EXCERPTED TEXT:
*-*-*

Use these three simple questions to make sure that your CEO possesses basic financial skills to manage the P&L, can interact effectively with the CFO, maximize organic growth, and safeguard the company’s liquidity.  It is important to take advantage of the short time you have with a candidate and ask questions that are geared to be a speed test of their financial literacy.

First, ask your candidate if the CFO reports to them, and more importantly, if they have a hire and fire function over the CFO, and if not, who does. This is an important area to explore because most CEOs will say that the CFO reports to them, but it can be the case in form only, while the CFO actually reports to the chairman or the board. If the CEO can fire or hire the CFO and is responsible for the performance review, bonus, and incentive rewards, then your CEO truly has bottom-line accountability for the P&L.

There is a big difference to receiving a report from the CFO and receiving the report of the CFO.  Don’t let a sworthy CEO fool you, if they don’t have hire fire responsibility over the CFO then they don’t have full P&L responsibility.

Second, ask your candidate which financial statement or management report they use to manage the business. Top-performing CEOs will have a set of deep indicators which are pre-indicators of performance that they will use instead of relying on traditional accounting reports, such as income, revenue or net profit statements. An example of a custom metric would be travel expenses on a weekly or monthly basis against cash-in, instead of projected revenue, which is then benchmarked against their competitors’ figures. You may go in deeper by following up with “What reports did you custom-make in conjunction with your CFO to drive peak performance?” A top candidate will have an answer such as: “In our sales of construction equipment, we changed metrics from pure sales or tonnes sold, to profit per tonne, so the sales people were not only selling construction equipment, they were actually making sure to sell the most profitable construction equipment.”

Third, ask your candidate: “When do you look at gross profit, operating profit, EBITDA and net profit? What is the difference between the three, and when should they be used as a metric?” If they don’t know the difference between the four, then this is a very telling sign that you can get in the limited time that allows you to know that your candidate does not have a deep financial skill set and must be supported by a strong CFO. What’s more, a candidate who speaks of their accomplishments in EBITDA may be attempting to inflate their figures by not taking interest expense, tax, amortization, and depreciation into consideration, which may raise a red flag.

*-*-*

STORED ROWS:
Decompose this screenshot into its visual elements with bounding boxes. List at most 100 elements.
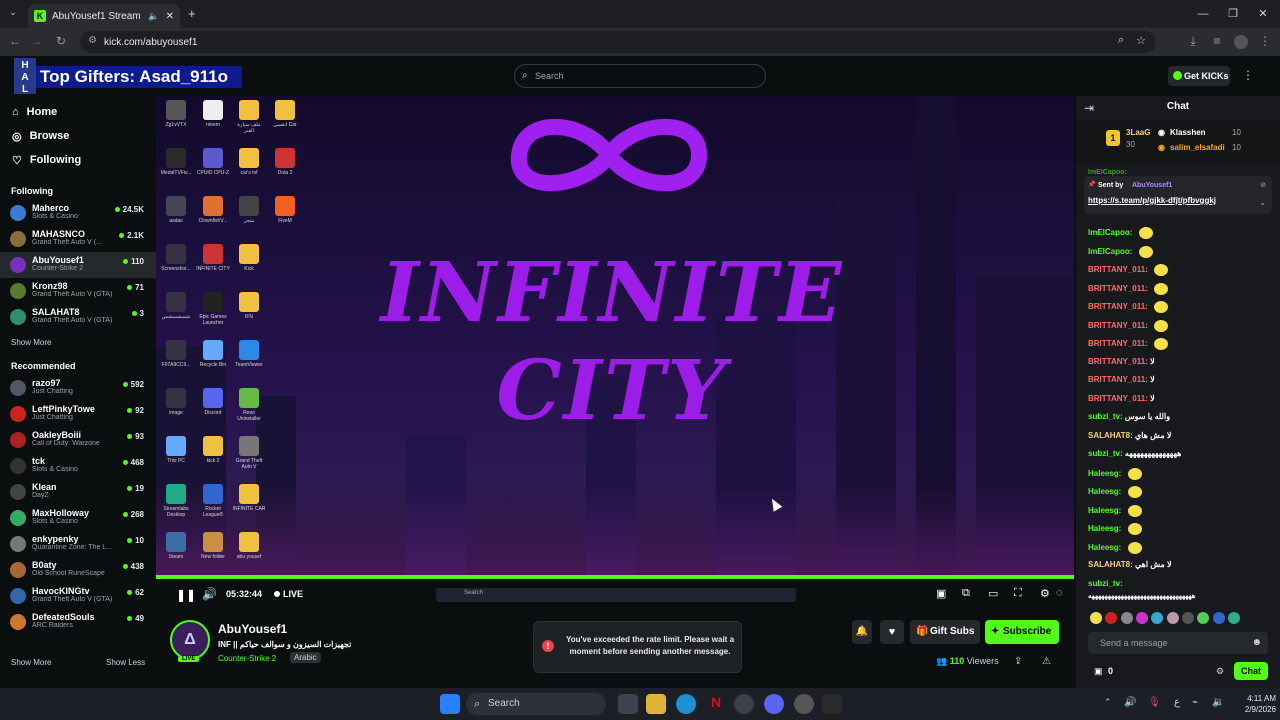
- emote-icon[interactable]: [1182, 612, 1195, 624]
- zoom-icon[interactable]: ⌕: [1118, 34, 1124, 47]
- chat-username[interactable]: Haleesg:: [1088, 469, 1121, 478]
- video-player[interactable]: INFINITE CITY Zg1vVTX nteem ملف سيارة الفن…: [156, 96, 1074, 576]
- chat-send-button[interactable]: Chat: [1234, 662, 1268, 680]
- sidebar-item-following[interactable]: ♡ Following: [0, 148, 156, 172]
- chat-username[interactable]: Haleesg:: [1088, 543, 1121, 552]
- browser-tab[interactable]: K AbuYousef1 Stream - Watc 🔈 ✕: [28, 4, 180, 28]
- tag-arabic[interactable]: Arabic: [290, 652, 321, 663]
- chat-username[interactable]: BRITTANY_011:: [1088, 394, 1148, 403]
- gift-subs-button[interactable]: 🎁 Gift Subs: [910, 620, 980, 644]
- channel-item[interactable]: HavocKINGtv Grand Theft Auto V (GTA) 62: [0, 583, 156, 609]
- subscribe-button[interactable]: ✦ Subscribe: [985, 620, 1059, 644]
- emote-icon[interactable]: [1151, 612, 1164, 624]
- task-view-icon[interactable]: [618, 694, 638, 714]
- windows-start-icon[interactable]: [440, 694, 460, 714]
- emote-icon[interactable]: [1090, 612, 1102, 624]
- taskbar-search[interactable]: ⌕ Search: [466, 693, 606, 715]
- channel-item[interactable]: B0aty Old School RuneScape 438: [0, 557, 156, 583]
- channel-item[interactable]: enkypenky Quarantine Zone: The L... 10: [0, 531, 156, 557]
- channel-item[interactable]: MAHASNCO Grand Theft Auto V (... 2.1K: [0, 226, 156, 252]
- streamer-avatar[interactable]: Δ: [170, 620, 210, 660]
- chat-username[interactable]: BRITTANY_011:: [1088, 302, 1148, 311]
- chrome-icon[interactable]: [734, 694, 754, 714]
- chat-username[interactable]: ImElCapoo:: [1088, 247, 1132, 256]
- settings-gear-icon[interactable]: ⚙: [1040, 587, 1050, 600]
- chat-username[interactable]: Haleesg:: [1088, 506, 1121, 515]
- channel-item[interactable]: SALAHAT8 Grand Theft Auto V (GTA) 3: [0, 304, 156, 330]
- channel-item[interactable]: Klean DayZ 19: [0, 479, 156, 505]
- speaker-icon[interactable]: 🔈: [148, 11, 159, 22]
- emote-icon[interactable]: [1105, 612, 1118, 624]
- minimize-icon[interactable]: —: [1194, 5, 1212, 23]
- tray-volume-icon[interactable]: 🔉: [1212, 697, 1224, 708]
- user-menu-icon[interactable]: ⋮: [1242, 68, 1254, 82]
- site-info-icon[interactable]: ⚙: [88, 35, 97, 46]
- channel-item[interactable]: OakleyBoiii Call of Duty: Warzone 93: [0, 427, 156, 453]
- pause-icon[interactable]: ❚❚: [176, 588, 196, 602]
- channel-item[interactable]: DefeatedSouls ARC Raiders 49: [0, 609, 156, 635]
- follow-heart-icon[interactable]: ♥: [880, 620, 904, 644]
- media-control-icon[interactable]: ≡: [1208, 32, 1226, 50]
- chat-username[interactable]: subzi_tv:: [1088, 449, 1123, 458]
- chat-settings-icon[interactable]: ⚙: [1216, 666, 1224, 677]
- pinned-link[interactable]: https://s.team/p/gjkk-dfjt/pfbvggkj: [1088, 196, 1216, 205]
- share-icon[interactable]: ⇪: [1014, 656, 1022, 667]
- emote-icon[interactable]: [1228, 612, 1241, 624]
- chat-username[interactable]: BRITTANY_011:: [1088, 357, 1148, 366]
- channel-item[interactable]: AbuYousef1 Counter-Strike 2 110: [0, 252, 156, 278]
- settings-app-icon[interactable]: [794, 694, 814, 714]
- new-tab-icon[interactable]: +: [188, 6, 196, 21]
- channel-item[interactable]: MaxHolloway Slots & Casino 268: [0, 505, 156, 531]
- chat-username[interactable]: BRITTANY_011:: [1088, 375, 1148, 384]
- clip-icon[interactable]: ⧉: [962, 587, 970, 600]
- channel-item[interactable]: Maherco Slots & Casino 24.5K: [0, 200, 156, 226]
- report-icon[interactable]: ⚠: [1042, 656, 1051, 667]
- show-more-recommended[interactable]: Show More: [11, 658, 51, 667]
- chat-username[interactable]: BRITTANY_011:: [1088, 339, 1148, 348]
- sidebar-item-browse[interactable]: ◎ Browse: [0, 124, 156, 148]
- show-less[interactable]: Show Less: [106, 658, 145, 667]
- address-bar[interactable]: ⚙ kick.com/abuyousef1 ⌕ ☆: [80, 31, 1156, 53]
- chat-username[interactable]: BRITTANY_011:: [1088, 321, 1148, 330]
- tray-chevron-icon[interactable]: ⌃: [1104, 697, 1112, 708]
- channel-item[interactable]: tck Slots & Casino 468: [0, 453, 156, 479]
- chat-username[interactable]: Haleesg:: [1088, 487, 1121, 496]
- forward-icon[interactable]: →: [28, 32, 46, 50]
- streamer-name[interactable]: AbuYousef1: [218, 622, 287, 636]
- kicks-wallet-icon[interactable]: ▣: [1094, 666, 1103, 677]
- chat-username[interactable]: SALAHAT8:: [1088, 431, 1133, 440]
- back-icon[interactable]: ←: [6, 32, 24, 50]
- emote-icon[interactable]: [1197, 612, 1210, 624]
- channel-item[interactable]: Kronz98 Grand Theft Auto V (GTA) 71: [0, 278, 156, 304]
- volume-icon[interactable]: 🔊: [202, 587, 217, 601]
- emote-icon[interactable]: [1166, 612, 1179, 624]
- unpin-icon[interactable]: ⊘: [1260, 181, 1266, 189]
- notification-bell-icon[interactable]: 🔔: [852, 620, 872, 644]
- search-input[interactable]: ⌕ Search: [514, 64, 766, 88]
- tray-mic-icon[interactable]: 🎙: [1148, 697, 1161, 708]
- theater-mode-icon[interactable]: ▭: [988, 587, 998, 600]
- category-link[interactable]: Counter-Strike 2: [218, 654, 276, 663]
- input-language[interactable]: ع: [1174, 697, 1180, 708]
- taskbar-clock[interactable]: 4:11 AM 2/9/2026: [1232, 693, 1276, 715]
- emote-icon[interactable]: [1120, 612, 1133, 624]
- emote-icon[interactable]: [1136, 612, 1149, 624]
- chat-username[interactable]: Haleesg:: [1088, 524, 1121, 533]
- chat-username[interactable]: BRITTANY_011:: [1088, 284, 1148, 293]
- maximize-icon[interactable]: ❐: [1224, 5, 1242, 23]
- chat-username[interactable]: SALAHAT8:: [1088, 560, 1133, 569]
- discord-icon[interactable]: [764, 694, 784, 714]
- tray-network-icon[interactable]: ⌁: [1192, 697, 1198, 708]
- tray-audio-icon[interactable]: 🔊: [1124, 697, 1136, 708]
- channel-item[interactable]: LeftPinkyTowe Just Chatting 92: [0, 401, 156, 427]
- chat-username[interactable]: subzi_tv:: [1088, 579, 1123, 588]
- sidebar-item-home[interactable]: ⌂ Home: [0, 100, 156, 124]
- file-explorer-icon[interactable]: [646, 694, 666, 714]
- chat-username[interactable]: subzi_tv:: [1088, 412, 1123, 421]
- show-more-following[interactable]: Show More: [0, 338, 156, 347]
- netflix-icon[interactable]: N: [706, 694, 726, 714]
- chat-username[interactable]: ImElCapoo:: [1088, 228, 1132, 237]
- channel-item[interactable]: razo97 Just Chatting 592: [0, 375, 156, 401]
- download-icon[interactable]: ⤓: [1184, 32, 1202, 50]
- get-kicks-button[interactable]: Get KICKs: [1168, 66, 1230, 86]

*-*-*

EXERCISES TO COMPLETE:
**1)** In the text on testing a CEO candidate's financial skills, list the profit measures that the third interview question asks about.
**2)** Pick up the text on testing a CEO candidate's financial skills after its final sentence and carry it on.

ANSWERS TO THE EXERCISE:
**1)** Gross profit, operating profit, EBITDA, net profit

**2)**
Fourth, ask your CEO “How have you set up your cost allocation across the business? Which is your most costly unit, and which is your least? This question is helpful to identify CEOs who don’t have high financial skills or those who try to hide losses by applying the peanut butter cost method, where they spread the cost across the whole organization, to try to hide pockets of losses, which may mean that they are financially savvy but are attempting to mask reports.

A CEO focused on peak performance will want detailed metrics around costing and will know which clients, products and services have the highest cost allocation and will be constantly trying to change the revenue configuration to allow front line staff to sell the most profitable and least costly products and services. They will also be constantly working to rationalize their customer portfolio to remove customers that incur losses. Do not let your candidate answer with a blanket statement, get them to break it down and state the cost and actual metric they use over four different time periods, then have them explain what they’re doing to move the needle.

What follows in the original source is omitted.